(Data items)
*****

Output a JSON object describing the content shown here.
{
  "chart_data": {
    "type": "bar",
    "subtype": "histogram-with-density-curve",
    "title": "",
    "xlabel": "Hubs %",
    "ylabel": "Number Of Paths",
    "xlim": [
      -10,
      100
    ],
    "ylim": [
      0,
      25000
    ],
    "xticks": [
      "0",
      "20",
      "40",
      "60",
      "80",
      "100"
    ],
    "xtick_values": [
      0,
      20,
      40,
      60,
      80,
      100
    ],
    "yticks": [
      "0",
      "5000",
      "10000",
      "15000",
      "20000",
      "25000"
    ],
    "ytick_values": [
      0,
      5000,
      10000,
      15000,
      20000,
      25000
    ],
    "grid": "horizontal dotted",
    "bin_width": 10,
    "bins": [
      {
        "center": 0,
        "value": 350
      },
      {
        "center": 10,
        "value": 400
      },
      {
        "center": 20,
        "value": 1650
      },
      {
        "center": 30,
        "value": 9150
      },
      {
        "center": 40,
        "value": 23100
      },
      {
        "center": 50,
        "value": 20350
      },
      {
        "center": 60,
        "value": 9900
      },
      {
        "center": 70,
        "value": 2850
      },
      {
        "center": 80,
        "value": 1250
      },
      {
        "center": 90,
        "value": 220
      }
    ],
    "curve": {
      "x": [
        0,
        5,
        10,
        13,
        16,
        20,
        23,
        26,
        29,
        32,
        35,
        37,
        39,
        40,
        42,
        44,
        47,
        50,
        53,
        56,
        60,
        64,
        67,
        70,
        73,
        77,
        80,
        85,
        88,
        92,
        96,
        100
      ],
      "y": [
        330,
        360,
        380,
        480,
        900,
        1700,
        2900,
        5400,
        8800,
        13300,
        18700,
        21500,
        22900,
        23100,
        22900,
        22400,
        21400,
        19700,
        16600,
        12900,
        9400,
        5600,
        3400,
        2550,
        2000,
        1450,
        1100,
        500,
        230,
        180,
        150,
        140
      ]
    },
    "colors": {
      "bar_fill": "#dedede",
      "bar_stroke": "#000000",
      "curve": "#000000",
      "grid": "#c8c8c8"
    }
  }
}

*****

- [AIM OF THE TASK]
Gather from the entries above all lines that include the string "grid".

- [SOLUTION FOR THIS EXERCISE]
    "grid": "horizontal dotted",
      "grid": "#c8c8c8"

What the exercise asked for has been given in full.